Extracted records
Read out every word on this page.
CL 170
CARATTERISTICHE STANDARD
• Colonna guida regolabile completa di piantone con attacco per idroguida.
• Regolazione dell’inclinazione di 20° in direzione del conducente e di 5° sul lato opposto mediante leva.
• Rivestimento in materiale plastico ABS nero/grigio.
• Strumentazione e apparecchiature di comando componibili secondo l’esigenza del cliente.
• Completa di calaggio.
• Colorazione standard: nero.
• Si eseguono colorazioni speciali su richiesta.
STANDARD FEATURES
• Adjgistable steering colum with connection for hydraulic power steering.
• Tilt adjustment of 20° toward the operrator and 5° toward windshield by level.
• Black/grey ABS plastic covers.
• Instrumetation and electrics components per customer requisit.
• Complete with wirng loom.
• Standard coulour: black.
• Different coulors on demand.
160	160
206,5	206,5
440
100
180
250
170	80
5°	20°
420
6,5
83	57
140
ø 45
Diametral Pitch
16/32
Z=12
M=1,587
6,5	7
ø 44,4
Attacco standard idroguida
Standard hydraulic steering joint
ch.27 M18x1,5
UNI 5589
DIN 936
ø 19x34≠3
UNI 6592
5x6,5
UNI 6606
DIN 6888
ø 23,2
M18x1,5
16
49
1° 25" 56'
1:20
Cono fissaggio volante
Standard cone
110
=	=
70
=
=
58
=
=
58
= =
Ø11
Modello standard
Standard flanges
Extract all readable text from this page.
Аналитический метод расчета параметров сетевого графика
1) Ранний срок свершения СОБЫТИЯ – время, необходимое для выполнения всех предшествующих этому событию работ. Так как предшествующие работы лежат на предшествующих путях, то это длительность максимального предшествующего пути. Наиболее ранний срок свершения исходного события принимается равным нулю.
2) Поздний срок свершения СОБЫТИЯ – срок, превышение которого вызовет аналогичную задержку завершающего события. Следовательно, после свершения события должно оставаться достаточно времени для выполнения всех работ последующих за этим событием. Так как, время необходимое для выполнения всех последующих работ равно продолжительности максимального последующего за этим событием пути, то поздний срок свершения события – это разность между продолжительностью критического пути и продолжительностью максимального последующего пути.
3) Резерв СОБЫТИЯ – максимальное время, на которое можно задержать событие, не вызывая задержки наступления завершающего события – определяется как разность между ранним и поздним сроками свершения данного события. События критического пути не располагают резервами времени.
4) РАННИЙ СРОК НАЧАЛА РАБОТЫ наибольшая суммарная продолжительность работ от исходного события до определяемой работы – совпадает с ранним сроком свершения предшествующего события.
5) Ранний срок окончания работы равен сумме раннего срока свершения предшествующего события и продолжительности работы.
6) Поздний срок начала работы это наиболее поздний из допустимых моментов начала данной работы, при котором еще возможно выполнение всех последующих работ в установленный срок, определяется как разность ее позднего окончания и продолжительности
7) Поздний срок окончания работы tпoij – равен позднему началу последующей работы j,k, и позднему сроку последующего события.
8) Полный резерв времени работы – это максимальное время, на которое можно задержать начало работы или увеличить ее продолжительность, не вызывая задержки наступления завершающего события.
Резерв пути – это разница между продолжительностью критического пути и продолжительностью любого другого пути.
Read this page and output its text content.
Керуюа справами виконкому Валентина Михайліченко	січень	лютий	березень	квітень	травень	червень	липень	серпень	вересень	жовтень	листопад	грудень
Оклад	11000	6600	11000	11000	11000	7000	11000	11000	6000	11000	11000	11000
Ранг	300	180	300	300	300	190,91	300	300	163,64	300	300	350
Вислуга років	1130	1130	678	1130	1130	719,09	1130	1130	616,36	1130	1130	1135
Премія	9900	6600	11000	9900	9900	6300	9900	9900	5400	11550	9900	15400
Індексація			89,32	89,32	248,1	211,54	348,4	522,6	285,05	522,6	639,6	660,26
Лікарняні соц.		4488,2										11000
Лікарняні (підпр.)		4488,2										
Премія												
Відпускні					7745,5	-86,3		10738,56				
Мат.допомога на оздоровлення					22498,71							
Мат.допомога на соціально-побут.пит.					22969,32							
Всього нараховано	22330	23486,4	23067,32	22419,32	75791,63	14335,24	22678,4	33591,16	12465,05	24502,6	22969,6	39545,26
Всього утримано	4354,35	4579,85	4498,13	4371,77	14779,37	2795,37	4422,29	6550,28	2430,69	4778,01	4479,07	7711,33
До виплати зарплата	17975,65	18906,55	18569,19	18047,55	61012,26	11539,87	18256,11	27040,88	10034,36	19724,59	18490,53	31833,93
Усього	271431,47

◆ Problem to solve:
Every line holding "idroguida" should be copied out.

◆ Result for this task:
• Colonna guida regolabile completa di piantone con attacco per idroguida.
Attacco standard idroguida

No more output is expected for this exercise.